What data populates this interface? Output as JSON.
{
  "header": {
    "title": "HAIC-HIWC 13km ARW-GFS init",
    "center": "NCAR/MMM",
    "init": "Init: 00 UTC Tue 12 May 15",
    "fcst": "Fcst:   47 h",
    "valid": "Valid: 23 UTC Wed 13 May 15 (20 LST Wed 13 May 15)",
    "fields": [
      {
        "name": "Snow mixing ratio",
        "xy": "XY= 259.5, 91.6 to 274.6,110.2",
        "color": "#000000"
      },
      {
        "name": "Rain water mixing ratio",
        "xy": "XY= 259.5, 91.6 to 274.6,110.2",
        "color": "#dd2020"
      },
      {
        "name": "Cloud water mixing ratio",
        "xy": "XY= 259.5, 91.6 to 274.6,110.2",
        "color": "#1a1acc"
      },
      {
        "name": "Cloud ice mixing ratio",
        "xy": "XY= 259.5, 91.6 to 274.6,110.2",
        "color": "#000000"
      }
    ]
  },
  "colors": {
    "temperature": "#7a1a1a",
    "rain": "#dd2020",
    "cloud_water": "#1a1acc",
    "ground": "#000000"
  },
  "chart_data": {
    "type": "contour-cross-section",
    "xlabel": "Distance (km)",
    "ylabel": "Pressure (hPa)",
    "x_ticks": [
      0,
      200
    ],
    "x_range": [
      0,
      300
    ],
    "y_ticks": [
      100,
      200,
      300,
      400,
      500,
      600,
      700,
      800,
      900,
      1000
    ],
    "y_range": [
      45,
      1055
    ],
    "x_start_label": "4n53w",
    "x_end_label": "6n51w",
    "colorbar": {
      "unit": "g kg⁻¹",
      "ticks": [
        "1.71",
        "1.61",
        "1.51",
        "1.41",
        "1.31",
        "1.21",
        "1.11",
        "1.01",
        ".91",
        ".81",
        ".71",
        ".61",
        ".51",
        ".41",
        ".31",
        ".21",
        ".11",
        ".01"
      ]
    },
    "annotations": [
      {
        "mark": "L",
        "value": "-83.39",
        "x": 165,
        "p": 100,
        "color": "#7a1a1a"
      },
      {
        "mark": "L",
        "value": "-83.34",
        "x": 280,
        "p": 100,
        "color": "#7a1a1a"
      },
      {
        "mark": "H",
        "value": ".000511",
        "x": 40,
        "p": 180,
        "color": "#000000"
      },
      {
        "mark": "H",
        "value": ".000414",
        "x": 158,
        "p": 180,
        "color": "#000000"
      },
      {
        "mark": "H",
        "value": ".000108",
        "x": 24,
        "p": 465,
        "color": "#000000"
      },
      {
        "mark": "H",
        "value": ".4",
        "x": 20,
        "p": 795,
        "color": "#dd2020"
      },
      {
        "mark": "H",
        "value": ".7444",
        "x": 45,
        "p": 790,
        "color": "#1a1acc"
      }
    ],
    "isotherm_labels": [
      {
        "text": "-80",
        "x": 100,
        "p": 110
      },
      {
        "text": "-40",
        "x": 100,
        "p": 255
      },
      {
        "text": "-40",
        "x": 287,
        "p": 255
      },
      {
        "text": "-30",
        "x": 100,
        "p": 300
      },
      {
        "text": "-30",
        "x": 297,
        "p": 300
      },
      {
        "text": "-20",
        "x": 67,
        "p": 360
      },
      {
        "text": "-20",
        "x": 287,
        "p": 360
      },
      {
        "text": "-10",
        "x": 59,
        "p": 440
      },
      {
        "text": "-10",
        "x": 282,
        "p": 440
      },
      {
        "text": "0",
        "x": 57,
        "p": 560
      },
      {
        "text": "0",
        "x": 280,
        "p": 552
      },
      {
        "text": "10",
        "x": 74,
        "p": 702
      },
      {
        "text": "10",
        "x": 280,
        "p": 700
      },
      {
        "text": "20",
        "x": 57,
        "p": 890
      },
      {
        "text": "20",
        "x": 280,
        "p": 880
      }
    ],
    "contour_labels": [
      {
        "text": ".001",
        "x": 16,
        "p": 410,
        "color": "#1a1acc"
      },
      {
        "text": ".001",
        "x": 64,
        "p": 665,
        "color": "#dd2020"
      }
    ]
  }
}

____

Determine how many lines in the records contain "ratio", and reply with the number only.

# RESPONSE TO THE EXERCISE
4